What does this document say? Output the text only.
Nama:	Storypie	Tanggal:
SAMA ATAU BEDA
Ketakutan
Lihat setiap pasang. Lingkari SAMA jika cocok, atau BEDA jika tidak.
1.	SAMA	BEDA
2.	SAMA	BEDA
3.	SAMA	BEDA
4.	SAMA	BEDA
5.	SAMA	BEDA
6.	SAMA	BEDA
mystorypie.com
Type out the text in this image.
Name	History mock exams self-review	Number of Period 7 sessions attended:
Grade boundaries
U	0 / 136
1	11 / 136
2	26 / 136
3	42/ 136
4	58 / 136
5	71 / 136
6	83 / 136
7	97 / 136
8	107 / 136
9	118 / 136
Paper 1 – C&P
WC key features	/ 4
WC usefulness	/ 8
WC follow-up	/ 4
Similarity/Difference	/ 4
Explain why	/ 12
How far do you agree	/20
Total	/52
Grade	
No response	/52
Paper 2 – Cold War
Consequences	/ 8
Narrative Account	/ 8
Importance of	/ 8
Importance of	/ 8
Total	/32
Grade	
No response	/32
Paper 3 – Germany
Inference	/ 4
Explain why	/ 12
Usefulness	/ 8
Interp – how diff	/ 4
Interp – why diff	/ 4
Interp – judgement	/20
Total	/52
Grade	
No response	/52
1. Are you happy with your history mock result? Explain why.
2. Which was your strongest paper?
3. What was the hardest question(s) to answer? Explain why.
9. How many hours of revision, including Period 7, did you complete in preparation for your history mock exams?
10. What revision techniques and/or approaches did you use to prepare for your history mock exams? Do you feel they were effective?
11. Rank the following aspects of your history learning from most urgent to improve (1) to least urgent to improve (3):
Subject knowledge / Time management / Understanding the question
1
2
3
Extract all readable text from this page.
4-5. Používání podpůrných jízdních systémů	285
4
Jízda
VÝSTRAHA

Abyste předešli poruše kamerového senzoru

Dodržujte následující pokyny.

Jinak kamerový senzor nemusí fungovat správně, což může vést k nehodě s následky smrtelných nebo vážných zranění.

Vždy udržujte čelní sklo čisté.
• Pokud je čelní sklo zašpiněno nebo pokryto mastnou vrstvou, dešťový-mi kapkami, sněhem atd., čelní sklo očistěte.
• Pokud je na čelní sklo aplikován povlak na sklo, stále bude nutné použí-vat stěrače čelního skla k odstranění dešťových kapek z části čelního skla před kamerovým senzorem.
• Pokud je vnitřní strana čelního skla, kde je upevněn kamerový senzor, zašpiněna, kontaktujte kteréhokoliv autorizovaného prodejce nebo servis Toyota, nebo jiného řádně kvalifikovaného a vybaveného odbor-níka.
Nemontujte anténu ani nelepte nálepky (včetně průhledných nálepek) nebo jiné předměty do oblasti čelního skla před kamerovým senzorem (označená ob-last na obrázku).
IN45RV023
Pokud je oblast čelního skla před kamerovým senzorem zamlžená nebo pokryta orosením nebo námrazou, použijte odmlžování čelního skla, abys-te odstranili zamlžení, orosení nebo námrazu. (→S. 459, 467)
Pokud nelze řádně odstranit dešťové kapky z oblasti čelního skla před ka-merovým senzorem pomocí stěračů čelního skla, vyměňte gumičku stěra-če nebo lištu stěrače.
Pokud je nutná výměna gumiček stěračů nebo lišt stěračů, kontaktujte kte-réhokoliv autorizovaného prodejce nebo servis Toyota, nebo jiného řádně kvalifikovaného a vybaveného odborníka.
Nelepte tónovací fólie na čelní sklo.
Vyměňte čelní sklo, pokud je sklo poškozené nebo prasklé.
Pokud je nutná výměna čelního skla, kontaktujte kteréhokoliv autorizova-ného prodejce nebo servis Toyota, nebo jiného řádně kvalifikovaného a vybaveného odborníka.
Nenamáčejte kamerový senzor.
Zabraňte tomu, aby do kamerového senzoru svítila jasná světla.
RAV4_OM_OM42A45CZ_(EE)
....
YOUR OBJECTIVE:
Transcribe the material exactly as it reads.

WRITTEN RESPONSE:
What does this document say? Output the text only.
Nama:	Storypie	Tanggal:
SAMA ATAU BEDA
Ketakutan
Lihat setiap pasang. Lingkari SAMA jika cocok, atau BEDA jika tidak.
1.	SAMA	BEDA
2.	SAMA	BEDA
3.	SAMA	BEDA
4.	SAMA	BEDA
5.	SAMA	BEDA
6.	SAMA	BEDA
mystorypie.com
Type out the text in this image.
Name	History mock exams self-review	Number of Period 7 sessions attended:
Grade boundaries
U	0 / 136
1	11 / 136
2	26 / 136
3	42/ 136
4	58 / 136
5	71 / 136
6	83 / 136
7	97 / 136
8	107 / 136
9	118 / 136
Paper 1 – C&P
WC key features	/ 4
WC usefulness	/ 8
WC follow-up	/ 4
Similarity/Difference	/ 4
Explain why	/ 12
How far do you agree	/20
Total	/52
Grade	
No response	/52
Paper 2 – Cold War
Consequences	/ 8
Narrative Account	/ 8
Importance of	/ 8
Importance of	/ 8
Total	/32
Grade	
No response	/32
Paper 3 – Germany
Inference	/ 4
Explain why	/ 12
Usefulness	/ 8
Interp – how diff	/ 4
Interp – why diff	/ 4
Interp – judgement	/20
Total	/52
Grade	
No response	/52
1. Are you happy with your history mock result? Explain why.
2. Which was your strongest paper?
3. What was the hardest question(s) to answer? Explain why.
9. How many hours of revision, including Period 7, did you complete in preparation for your history mock exams?
10. What revision techniques and/or approaches did you use to prepare for your history mock exams? Do you feel they were effective?
11. Rank the following aspects of your history learning from most urgent to improve (1) to least urgent to improve (3):
Subject knowledge / Time management / Understanding the question
1
2
3
Extract all readable text from this page.
4-5. Používání podpůrných jízdních systémů	285
4
Jízda
VÝSTRAHA

Abyste předešli poruše kamerového senzoru

Dodržujte následující pokyny.

Jinak kamerový senzor nemusí fungovat správně, což může vést k nehodě s následky smrtelných nebo vážných zranění.

Vždy udržujte čelní sklo čisté.
• Pokud je čelní sklo zašpiněno nebo pokryto mastnou vrstvou, dešťový-mi kapkami, sněhem atd., čelní sklo očistěte.
• Pokud je na čelní sklo aplikován povlak na sklo, stále bude nutné použí-vat stěrače čelního skla k odstranění dešťových kapek z části čelního skla před kamerovým senzorem.
• Pokud je vnitřní strana čelního skla, kde je upevněn kamerový senzor, zašpiněna, kontaktujte kteréhokoliv autorizovaného prodejce nebo servis Toyota, nebo jiného řádně kvalifikovaného a vybaveného odbor-níka.
Nemontujte anténu ani nelepte nálepky (včetně průhledných nálepek) nebo jiné předměty do oblasti čelního skla před kamerovým senzorem (označená ob-last na obrázku).
IN45RV023
Pokud je oblast čelního skla před kamerovým senzorem zamlžená nebo pokryta orosením nebo námrazou, použijte odmlžování čelního skla, abys-te odstranili zamlžení, orosení nebo námrazu. (→S. 459, 467)
Pokud nelze řádně odstranit dešťové kapky z oblasti čelního skla před ka-merovým senzorem pomocí stěračů čelního skla, vyměňte gumičku stěra-če nebo lištu stěrače.
Pokud je nutná výměna gumiček stěračů nebo lišt stěračů, kontaktujte kte-réhokoliv autorizovaného prodejce nebo servis Toyota, nebo jiného řádně kvalifikovaného a vybaveného odborníka.
Nelepte tónovací fólie na čelní sklo.
Vyměňte čelní sklo, pokud je sklo poškozené nebo prasklé.
Pokud je nutná výměna čelního skla, kontaktujte kteréhokoliv autorizova-ného prodejce nebo servis Toyota, nebo jiného řádně kvalifikovaného a vybaveného odborníka.
Nenamáčejte kamerový senzor.
Zabraňte tomu, aby do kamerového senzoru svítila jasná světla.
RAV4_OM_OM42A45CZ_(EE)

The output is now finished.